• [Your goal] In full and without deviation, write out the entries that follow.

• [Extracted data entries]

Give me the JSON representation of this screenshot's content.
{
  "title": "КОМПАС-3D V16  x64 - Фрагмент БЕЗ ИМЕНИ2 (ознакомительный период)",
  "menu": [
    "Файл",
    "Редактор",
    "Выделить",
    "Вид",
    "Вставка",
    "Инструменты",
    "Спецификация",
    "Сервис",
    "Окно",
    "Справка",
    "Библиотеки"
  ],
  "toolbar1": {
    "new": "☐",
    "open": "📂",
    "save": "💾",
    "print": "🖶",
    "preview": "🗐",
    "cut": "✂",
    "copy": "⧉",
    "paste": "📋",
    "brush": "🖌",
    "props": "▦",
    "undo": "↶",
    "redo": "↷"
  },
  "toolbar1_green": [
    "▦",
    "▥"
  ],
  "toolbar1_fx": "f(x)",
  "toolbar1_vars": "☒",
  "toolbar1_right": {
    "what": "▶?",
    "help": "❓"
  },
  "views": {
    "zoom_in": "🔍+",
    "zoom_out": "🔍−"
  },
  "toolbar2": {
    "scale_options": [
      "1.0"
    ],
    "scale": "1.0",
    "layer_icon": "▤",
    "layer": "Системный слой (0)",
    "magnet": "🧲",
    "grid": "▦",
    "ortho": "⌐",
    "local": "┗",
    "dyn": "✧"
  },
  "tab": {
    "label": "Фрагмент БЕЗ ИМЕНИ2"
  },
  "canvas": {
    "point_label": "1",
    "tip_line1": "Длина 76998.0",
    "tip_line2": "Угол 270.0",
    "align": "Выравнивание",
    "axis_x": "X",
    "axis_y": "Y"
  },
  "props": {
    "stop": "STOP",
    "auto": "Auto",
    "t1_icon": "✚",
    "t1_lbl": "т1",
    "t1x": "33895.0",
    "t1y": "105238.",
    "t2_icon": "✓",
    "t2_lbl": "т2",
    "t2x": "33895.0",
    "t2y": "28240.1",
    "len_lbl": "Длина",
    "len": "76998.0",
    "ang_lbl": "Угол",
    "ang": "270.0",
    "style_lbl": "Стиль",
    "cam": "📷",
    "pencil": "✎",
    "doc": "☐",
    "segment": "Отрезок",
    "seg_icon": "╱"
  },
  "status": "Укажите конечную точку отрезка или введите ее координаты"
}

• [Task answer]
Give me the JSON representation of this screenshot's content.
{
  "title": "КОМПАС-3D V16  x64 - Фрагмент БЕЗ ИМЕНИ2 (ознакомительный период)",
  "menu": [
    "Файл",
    "Редактор",
    "Выделить",
    "Вид",
    "Вставка",
    "Инструменты",
    "Спецификация",
    "Сервис",
    "Окно",
    "Справка",
    "Библиотеки"
  ],
  "toolbar1": {
    "new": "☐",
    "open": "📂",
    "save": "💾",
    "print": "🖶",
    "preview": "🗐",
    "cut": "✂",
    "copy": "⧉",
    "paste": "📋",
    "brush": "🖌",
    "props": "▦",
    "undo": "↶",
    "redo": "↷"
  },
  "toolbar1_green": [
    "▦",
    "▥"
  ],
  "toolbar1_fx": "f(x)",
  "toolbar1_vars": "☒",
  "toolbar1_right": {
    "what": "▶?",
    "help": "❓"
  },
  "views": {
    "zoom_in": "🔍+",
    "zoom_out": "🔍−"
  },
  "toolbar2": {
    "scale_options": [
      "1.0"
    ],
    "scale": "1.0",
    "layer_icon": "▤",
    "layer": "Системный слой (0)",
    "magnet": "🧲",
    "grid": "▦",
    "ortho": "⌐",
    "local": "┗",
    "dyn": "✧"
  },
  "tab": {
    "label": "Фрагмент БЕЗ ИМЕНИ2"
  },
  "canvas": {
    "point_label": "1",
    "tip_line1": "Длина 76998.0",
    "tip_line2": "Угол 270.0",
    "align": "Выравнивание",
    "axis_x": "X",
    "axis_y": "Y"
  },
  "props": {
    "stop": "STOP",
    "auto": "Auto",
    "t1_icon": "✚",
    "t1_lbl": "т1",
    "t1x": "33895.0",
    "t1y": "105238.",
    "t2_icon": "✓",
    "t2_lbl": "т2",
    "t2x": "33895.0",
    "t2y": "28240.1",
    "len_lbl": "Длина",
    "len": "76998.0",
    "ang_lbl": "Угол",
    "ang": "270.0",
    "style_lbl": "Стиль",
    "cam": "📷",
    "pencil": "✎",
    "doc": "☐",
    "segment": "Отрезок",
    "seg_icon": "╱"
  },
  "status": "Укажите конечную точку отрезка или введите ее координаты"
}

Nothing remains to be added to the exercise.